__ЗАДАНИЯ__:
(A) Как короче изложить абзац фрагмента документа, начинающийся словами «Гений ведь описал», сохранив его главные факты?
(B) Воспроизведите без изменений часть фрагмента документа, которая открывается словами «Гений ведь описал.» и заканчивается словами «Вот так (показывает).».
(C) Как может продолжаться фрагмент документа после последнего приведенного предложения? Напишите следующую часть.

══ ФРАГМЕНТ ДОКУМЕНТА ══

Ю. П. (обращаясь к актрисе Б.) Вы поднимите ребеночка-то с земли, возьмите на себя внимание зала, иначе растворишься в толпе. И тогда он заплачет.

Гений ведь описал. Жестоко, конечно, чтоб мать ребенка бросала оземь. Но придется делать. Наверное, был такой случай в жизни. И Пушкину его рассказали. Он ведь всегда был очень точен. Чего в жизни не бывает… Может, мать такая нашлась…

Ю. П. (обращаясь к актеру X.) Ты спроси прямо у сидящих в зале: „Нет ли луку?“ И кто-нибудь, может, даст.

Ю. П. Во время ликования: „Борис – наш царь!“ расслабьте руки и потрясите над головой кистями. Вот так (показывает).

Ю. П. (обращаясь к Д. В. Покровскому) Как тут изобразить огромную площадь? К каким резонаторам прибегнуть? Мне кажется, в этом спектакле без микрофонов [не] обойтись?» (Сцена «Девичье поле. Новодевичий монастырь»)[483].

═══
══ ИСХОДНЫЕ МАТЕРИАЛЫ ══

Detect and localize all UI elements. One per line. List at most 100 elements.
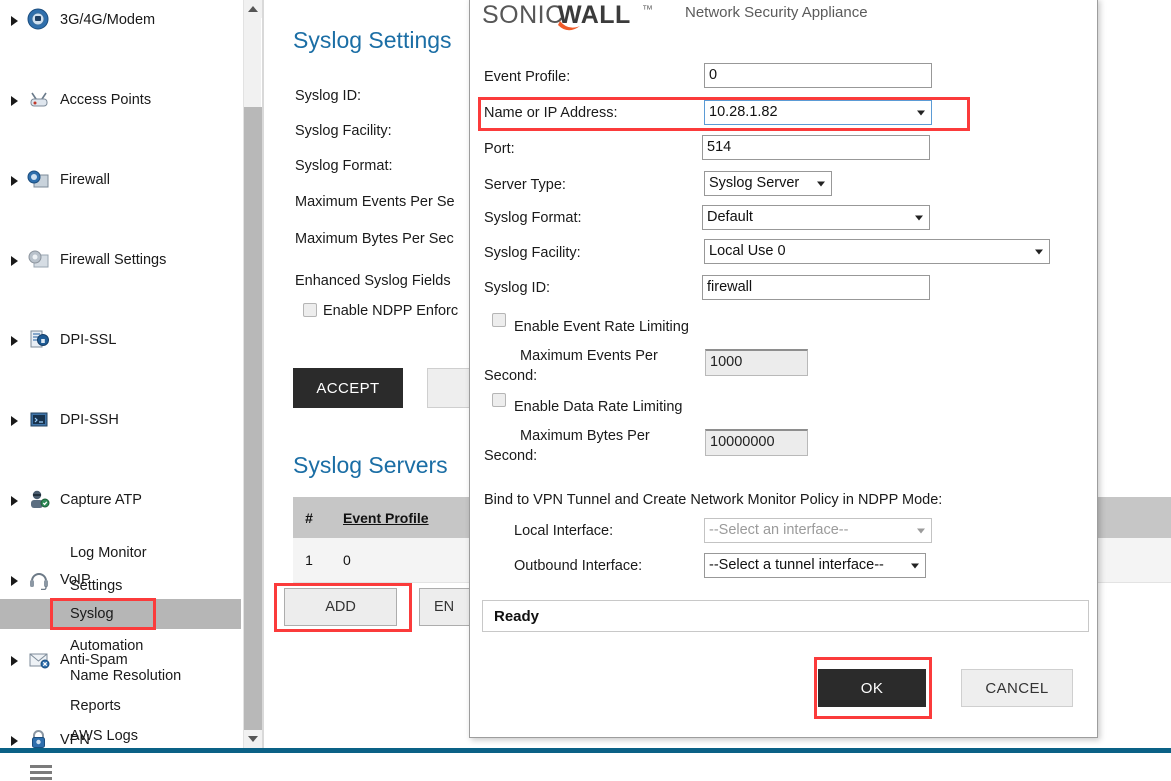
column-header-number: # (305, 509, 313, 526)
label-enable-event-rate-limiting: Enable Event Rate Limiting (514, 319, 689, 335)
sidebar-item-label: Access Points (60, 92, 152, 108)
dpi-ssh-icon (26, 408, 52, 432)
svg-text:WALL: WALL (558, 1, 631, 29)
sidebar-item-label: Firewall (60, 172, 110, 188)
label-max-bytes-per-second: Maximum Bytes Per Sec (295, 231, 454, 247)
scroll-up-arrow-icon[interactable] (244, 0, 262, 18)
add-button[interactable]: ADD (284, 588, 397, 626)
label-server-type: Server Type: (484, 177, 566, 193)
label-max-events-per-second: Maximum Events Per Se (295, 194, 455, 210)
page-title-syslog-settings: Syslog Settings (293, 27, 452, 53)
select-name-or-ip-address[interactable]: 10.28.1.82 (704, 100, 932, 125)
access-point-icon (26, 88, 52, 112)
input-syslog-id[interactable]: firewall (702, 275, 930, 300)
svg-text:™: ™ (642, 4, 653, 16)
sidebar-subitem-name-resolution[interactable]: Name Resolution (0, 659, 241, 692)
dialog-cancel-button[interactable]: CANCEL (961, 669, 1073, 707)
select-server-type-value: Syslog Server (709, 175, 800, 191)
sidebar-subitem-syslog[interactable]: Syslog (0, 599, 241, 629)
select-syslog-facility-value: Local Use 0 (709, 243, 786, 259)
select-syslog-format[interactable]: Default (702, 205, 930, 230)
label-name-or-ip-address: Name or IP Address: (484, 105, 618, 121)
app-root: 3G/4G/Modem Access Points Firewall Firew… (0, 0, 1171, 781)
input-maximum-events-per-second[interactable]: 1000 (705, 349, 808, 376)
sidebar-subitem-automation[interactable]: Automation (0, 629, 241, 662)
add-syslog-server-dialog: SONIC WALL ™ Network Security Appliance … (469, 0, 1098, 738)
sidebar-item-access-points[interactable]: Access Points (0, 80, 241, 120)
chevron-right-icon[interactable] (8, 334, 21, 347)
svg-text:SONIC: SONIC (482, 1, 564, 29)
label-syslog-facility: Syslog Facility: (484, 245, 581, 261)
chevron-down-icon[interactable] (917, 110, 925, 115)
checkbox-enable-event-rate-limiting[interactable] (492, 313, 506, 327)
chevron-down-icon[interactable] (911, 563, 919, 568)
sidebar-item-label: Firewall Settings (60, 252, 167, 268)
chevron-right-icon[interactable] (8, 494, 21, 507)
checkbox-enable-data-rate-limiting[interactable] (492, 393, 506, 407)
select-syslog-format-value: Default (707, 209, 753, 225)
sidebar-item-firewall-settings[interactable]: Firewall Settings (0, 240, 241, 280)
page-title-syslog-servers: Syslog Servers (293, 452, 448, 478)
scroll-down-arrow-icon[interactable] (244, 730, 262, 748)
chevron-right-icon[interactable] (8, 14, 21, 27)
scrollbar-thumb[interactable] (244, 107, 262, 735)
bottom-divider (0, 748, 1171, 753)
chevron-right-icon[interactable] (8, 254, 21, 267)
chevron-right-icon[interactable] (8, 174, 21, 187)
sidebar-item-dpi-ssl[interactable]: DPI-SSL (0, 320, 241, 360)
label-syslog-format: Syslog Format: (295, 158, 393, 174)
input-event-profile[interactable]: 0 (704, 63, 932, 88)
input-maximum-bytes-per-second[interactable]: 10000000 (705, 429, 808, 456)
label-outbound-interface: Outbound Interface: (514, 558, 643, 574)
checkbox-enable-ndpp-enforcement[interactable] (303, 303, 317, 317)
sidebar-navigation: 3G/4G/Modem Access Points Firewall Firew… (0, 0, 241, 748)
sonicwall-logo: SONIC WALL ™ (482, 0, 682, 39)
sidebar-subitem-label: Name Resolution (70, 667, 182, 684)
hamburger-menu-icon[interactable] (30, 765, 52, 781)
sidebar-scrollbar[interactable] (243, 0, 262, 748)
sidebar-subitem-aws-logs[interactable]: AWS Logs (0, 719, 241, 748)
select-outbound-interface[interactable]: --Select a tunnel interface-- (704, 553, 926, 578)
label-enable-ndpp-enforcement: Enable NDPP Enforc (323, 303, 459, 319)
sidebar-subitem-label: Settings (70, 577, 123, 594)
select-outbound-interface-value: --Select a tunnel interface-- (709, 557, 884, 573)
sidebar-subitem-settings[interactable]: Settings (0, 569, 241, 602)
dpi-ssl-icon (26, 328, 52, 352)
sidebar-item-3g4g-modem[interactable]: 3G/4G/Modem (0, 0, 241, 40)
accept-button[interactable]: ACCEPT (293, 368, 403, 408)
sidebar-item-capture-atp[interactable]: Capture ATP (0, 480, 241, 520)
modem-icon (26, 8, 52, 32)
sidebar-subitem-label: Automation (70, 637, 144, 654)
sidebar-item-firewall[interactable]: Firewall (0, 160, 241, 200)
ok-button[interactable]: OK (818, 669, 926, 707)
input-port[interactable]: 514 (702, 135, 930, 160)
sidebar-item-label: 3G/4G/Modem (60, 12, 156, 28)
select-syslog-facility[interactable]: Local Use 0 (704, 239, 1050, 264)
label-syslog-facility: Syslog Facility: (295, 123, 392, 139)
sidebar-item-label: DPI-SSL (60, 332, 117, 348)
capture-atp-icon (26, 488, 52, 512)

═══

__ОТВЕТЫ К ЗАДАНИЯМ__:
(A) Сцену описал гений. Жестоко, что мать бросает ребенка оземь, но играть это придется. Вероятно, такой случай был в жизни и его рассказали Пушкину, который всегда был очень точен. Возможно, такая мать действительно нашлась.

(B)
Гений ведь описал. Жестоко, конечно, чтоб мать ребенка бросала оземь. Но придется делать. Наверное, был такой случай в жизни. И Пушкину его рассказали. Он ведь всегда был очень точен. Чего в жизни не бывает… Может, мать такая нашлась…

Ю. П. (обращаясь к актеру X.) Ты спроси прямо у сидящих в зале: „Нет ли луку?“ И кто-нибудь, может, даст.

Ю. П. Во время ликования: „Борис – наш царь!“ расслабьте руки и потрясите над головой кистями. Вот так (показывает).

(C)
Массовка, представлявшая народ, действовала во всех сценах спектакля.

«Ю. П. Здесь, в этом спектакле, нельзя отсиживаться, надо участвовать всем, как вчера вечером вы на Жванецкого реагировали[484]. Жванецкий, конечно, сам колоссальный типяра. … тут должна быть вечная Русь в персонажах. От них и хоровод. С него надо вообще начинать. И все постоянно на сцене. Участвуют в действе. А у вас получилось – сначала вы отпели, потом – поиграли. И получается опять традиционное решение. Это опасно. Александр Сергеевич ведь просил стремительного переноса действия. И солисты, играющие большие роли, должны постоянно действовать. Надо находить для себя эпизоды и идти в массы, в „малину“»[485].

Все приведенные примеры – из так называемых массовых сцен. Но вот репетируется сцена «Царские палаты». У Пушкина здесь действуют только три персонажа: два стольника и царь Борис; звучит знаменитый монолог Годунова – «Достиг я высшей власти…». Однако в спектакле Любимова «народ» не покидает сцену; он и здесь действующее лицо.

Из статьи критика Л. Велехова: «Спектакль построен почти как массовое действо, кроме двоих – Бориса и Самозванца – в нем нет солистов.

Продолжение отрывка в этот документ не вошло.